-- begin Listed records --

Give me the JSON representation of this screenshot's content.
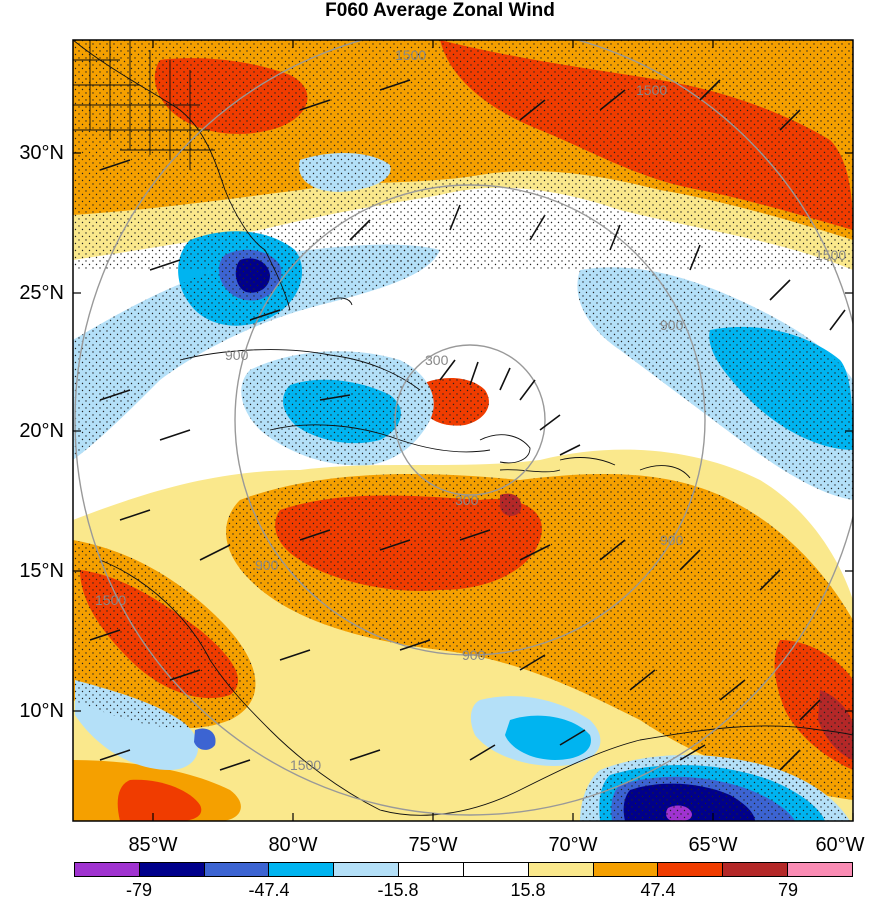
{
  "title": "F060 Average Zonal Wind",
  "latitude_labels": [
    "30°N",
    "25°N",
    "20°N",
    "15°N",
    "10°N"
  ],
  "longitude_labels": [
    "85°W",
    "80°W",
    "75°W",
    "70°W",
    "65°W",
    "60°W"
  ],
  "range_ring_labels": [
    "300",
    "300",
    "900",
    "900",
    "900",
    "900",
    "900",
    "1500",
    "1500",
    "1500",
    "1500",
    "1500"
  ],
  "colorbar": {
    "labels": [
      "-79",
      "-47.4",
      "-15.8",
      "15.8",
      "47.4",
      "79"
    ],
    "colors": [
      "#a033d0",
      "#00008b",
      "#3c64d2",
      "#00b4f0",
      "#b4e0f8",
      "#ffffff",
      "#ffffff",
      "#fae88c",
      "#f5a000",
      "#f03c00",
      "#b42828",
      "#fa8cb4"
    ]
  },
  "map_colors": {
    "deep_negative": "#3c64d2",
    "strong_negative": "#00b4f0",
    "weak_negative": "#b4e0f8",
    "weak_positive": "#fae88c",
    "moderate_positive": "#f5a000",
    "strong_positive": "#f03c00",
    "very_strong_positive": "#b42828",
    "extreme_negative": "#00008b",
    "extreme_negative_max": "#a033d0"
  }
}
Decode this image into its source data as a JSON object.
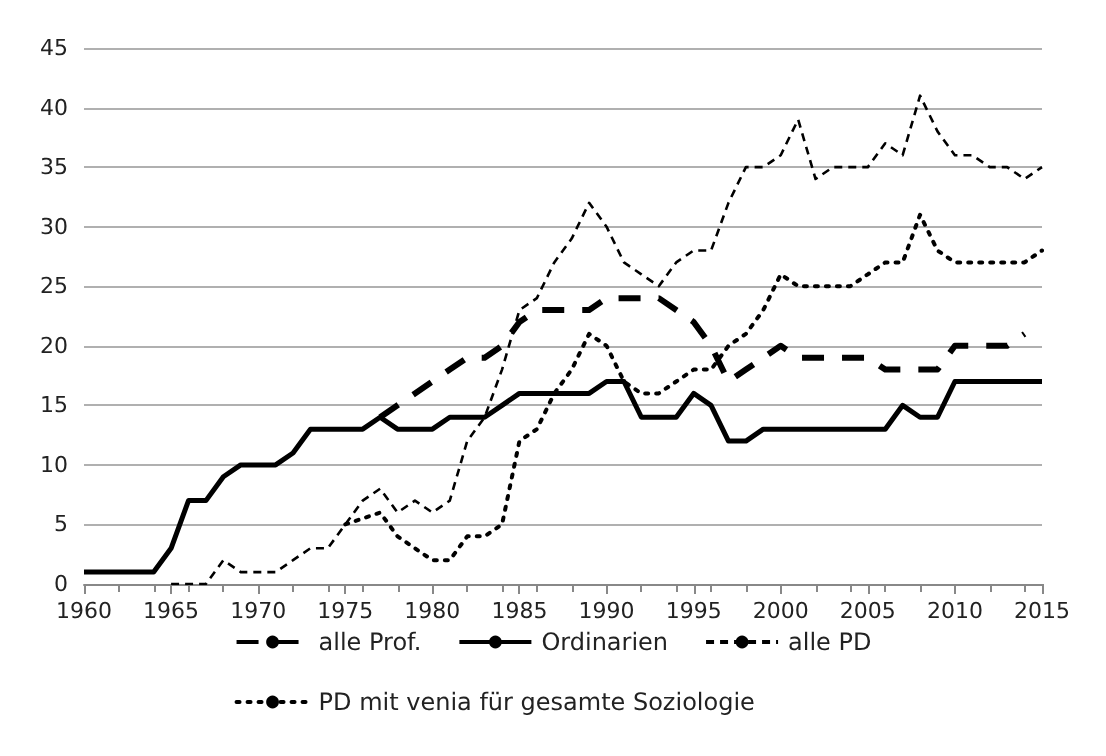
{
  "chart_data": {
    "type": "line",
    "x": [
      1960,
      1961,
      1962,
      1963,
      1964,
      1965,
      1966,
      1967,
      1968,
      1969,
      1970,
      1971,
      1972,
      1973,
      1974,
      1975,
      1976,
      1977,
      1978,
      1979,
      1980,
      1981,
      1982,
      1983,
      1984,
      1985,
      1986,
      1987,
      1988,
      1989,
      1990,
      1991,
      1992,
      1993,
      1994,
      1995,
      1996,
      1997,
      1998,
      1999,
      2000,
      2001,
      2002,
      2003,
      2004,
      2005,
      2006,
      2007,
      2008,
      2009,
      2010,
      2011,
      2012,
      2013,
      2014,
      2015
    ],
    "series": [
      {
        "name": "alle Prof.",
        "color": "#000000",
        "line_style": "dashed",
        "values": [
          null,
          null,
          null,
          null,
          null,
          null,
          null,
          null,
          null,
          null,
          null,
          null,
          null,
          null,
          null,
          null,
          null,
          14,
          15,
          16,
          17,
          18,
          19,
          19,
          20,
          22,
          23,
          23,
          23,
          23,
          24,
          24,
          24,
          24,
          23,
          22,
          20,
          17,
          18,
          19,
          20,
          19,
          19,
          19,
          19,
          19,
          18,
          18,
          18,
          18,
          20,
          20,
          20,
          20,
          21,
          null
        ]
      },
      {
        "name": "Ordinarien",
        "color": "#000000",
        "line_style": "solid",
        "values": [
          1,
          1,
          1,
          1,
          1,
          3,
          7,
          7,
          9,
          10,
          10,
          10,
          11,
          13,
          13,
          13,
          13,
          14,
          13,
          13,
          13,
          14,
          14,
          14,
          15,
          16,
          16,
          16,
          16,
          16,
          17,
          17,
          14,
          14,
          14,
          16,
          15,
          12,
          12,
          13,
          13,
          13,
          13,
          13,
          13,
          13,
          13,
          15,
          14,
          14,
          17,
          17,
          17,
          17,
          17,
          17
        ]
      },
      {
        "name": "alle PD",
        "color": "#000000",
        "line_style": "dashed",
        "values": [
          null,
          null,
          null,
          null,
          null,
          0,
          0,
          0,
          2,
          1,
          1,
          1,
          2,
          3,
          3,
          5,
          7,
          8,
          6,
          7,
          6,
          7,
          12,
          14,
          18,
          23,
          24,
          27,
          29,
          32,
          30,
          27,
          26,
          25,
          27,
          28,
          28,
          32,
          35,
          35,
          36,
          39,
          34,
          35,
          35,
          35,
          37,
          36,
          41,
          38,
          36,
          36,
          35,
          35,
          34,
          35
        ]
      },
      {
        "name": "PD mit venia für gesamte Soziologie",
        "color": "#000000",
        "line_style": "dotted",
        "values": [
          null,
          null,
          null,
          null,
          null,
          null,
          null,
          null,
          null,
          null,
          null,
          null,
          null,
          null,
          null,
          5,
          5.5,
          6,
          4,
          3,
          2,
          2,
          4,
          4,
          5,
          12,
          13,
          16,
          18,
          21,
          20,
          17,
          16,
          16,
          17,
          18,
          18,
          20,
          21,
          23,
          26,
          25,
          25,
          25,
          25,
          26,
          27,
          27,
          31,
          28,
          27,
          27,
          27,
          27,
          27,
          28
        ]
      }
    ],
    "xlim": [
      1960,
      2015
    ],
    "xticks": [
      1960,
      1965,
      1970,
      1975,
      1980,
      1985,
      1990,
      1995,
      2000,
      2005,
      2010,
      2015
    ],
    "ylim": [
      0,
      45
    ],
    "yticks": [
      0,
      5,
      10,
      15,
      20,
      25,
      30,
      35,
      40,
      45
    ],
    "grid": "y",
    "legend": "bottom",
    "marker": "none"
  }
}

-- end Listed records --
-- begin Listed records --

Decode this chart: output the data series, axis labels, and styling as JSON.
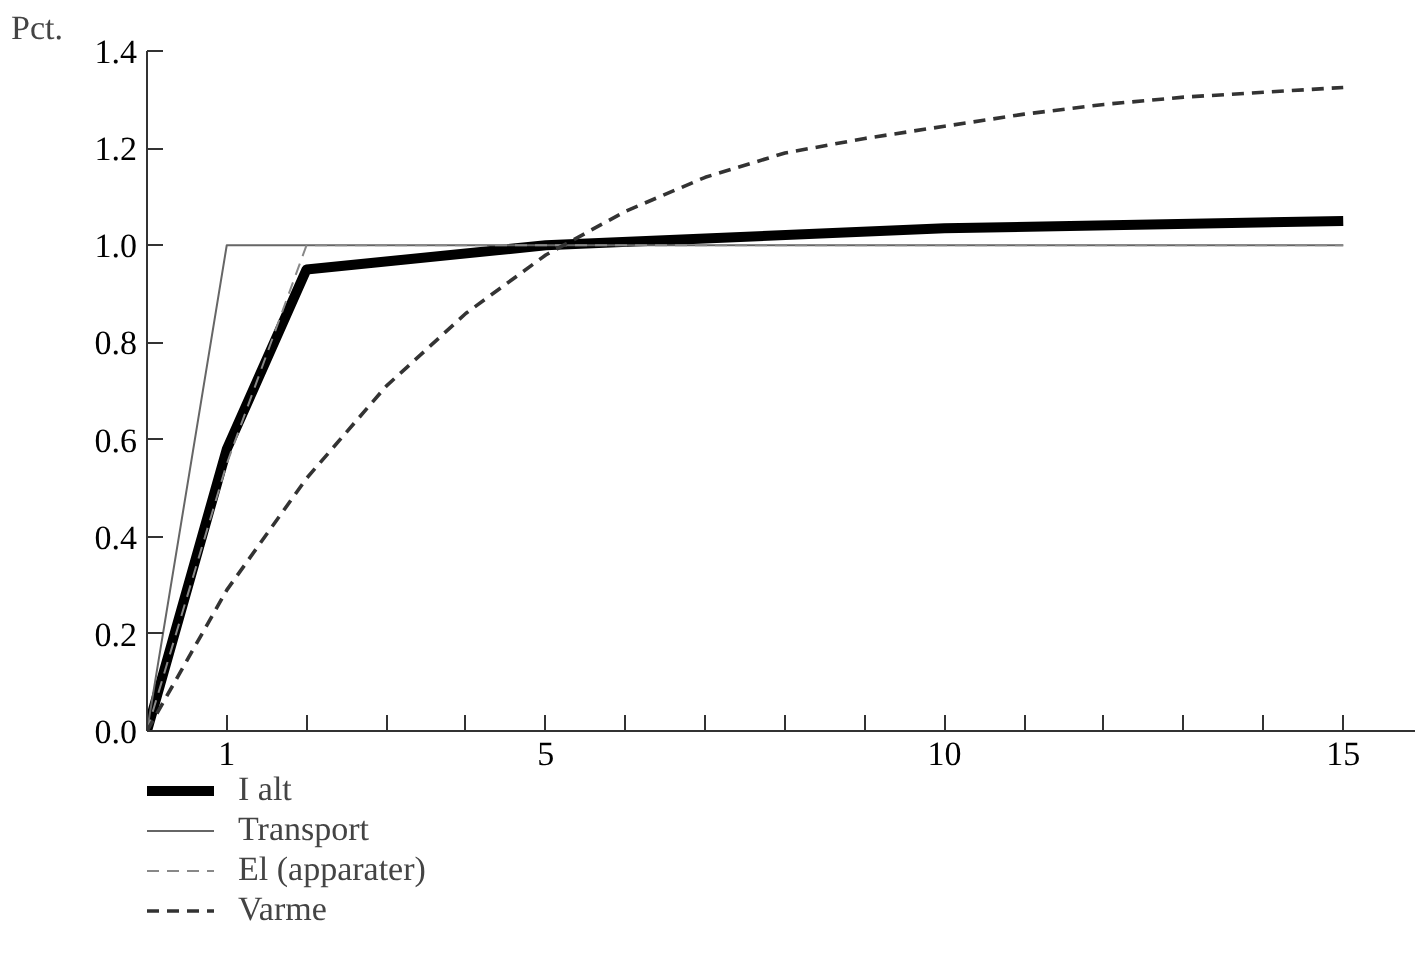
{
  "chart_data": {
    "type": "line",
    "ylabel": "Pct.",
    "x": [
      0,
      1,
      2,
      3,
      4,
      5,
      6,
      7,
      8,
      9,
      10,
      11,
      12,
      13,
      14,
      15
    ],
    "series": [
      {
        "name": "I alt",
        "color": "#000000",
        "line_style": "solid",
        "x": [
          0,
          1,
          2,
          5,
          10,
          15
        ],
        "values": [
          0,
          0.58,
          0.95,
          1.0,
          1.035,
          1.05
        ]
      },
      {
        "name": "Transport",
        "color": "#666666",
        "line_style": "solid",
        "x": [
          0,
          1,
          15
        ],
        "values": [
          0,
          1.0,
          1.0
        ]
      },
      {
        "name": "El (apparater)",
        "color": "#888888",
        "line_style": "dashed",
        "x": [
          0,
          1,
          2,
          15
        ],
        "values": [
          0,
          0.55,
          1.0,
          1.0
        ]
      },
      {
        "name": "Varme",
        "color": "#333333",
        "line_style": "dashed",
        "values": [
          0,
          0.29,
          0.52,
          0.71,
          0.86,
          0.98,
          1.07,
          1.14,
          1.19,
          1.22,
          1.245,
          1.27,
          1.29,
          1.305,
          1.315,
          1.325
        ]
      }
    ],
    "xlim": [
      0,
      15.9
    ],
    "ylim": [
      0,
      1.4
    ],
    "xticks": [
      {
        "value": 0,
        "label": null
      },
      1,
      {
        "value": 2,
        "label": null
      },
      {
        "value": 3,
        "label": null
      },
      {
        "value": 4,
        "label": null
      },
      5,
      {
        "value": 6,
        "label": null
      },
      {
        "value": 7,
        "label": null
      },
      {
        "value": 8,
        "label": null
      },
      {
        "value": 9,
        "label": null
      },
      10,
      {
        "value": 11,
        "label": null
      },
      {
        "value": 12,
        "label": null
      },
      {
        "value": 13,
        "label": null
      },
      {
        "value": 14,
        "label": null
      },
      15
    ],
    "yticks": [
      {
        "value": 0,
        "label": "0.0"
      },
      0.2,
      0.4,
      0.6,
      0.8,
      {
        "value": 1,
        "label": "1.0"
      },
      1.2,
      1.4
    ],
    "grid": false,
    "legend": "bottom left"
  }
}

-- end Listed records --
-- begin Listed records --

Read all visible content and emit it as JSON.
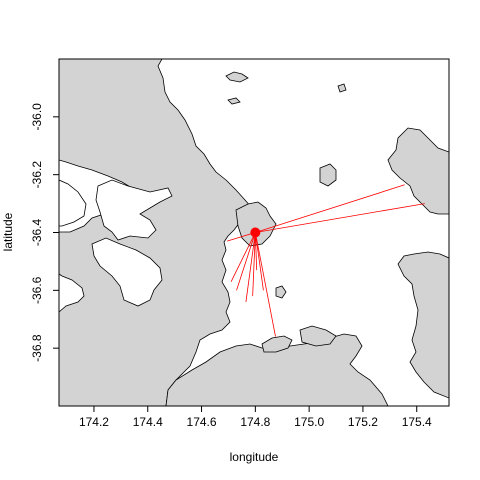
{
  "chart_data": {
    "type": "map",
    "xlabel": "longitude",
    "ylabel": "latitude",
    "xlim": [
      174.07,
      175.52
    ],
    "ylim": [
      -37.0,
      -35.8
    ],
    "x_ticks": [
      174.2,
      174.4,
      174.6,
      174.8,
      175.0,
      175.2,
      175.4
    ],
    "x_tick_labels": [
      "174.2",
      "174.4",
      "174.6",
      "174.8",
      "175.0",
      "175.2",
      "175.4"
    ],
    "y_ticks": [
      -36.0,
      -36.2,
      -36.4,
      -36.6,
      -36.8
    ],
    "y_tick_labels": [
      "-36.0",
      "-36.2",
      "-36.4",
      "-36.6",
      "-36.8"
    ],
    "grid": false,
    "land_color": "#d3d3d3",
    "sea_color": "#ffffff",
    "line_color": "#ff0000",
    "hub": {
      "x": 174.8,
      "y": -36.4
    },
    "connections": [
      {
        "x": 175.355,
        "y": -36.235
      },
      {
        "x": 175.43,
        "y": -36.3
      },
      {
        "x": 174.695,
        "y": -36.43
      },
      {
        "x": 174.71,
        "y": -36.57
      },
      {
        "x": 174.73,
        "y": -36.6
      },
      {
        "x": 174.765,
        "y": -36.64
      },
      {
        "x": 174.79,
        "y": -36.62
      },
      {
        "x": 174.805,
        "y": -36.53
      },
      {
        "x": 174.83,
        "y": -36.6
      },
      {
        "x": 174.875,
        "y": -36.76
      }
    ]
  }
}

-- end Listed records --

**The task:** Pull out all lines from the entries above in which the word "JSON" appears.

**Completed task:**
Give me the JSON representation of this screenshot's content.
Decode this image into its source data as a JSON object.
Decode this chart: output the data series, axis labels, and styling as JSON.
Read all visible content and emit it as JSON.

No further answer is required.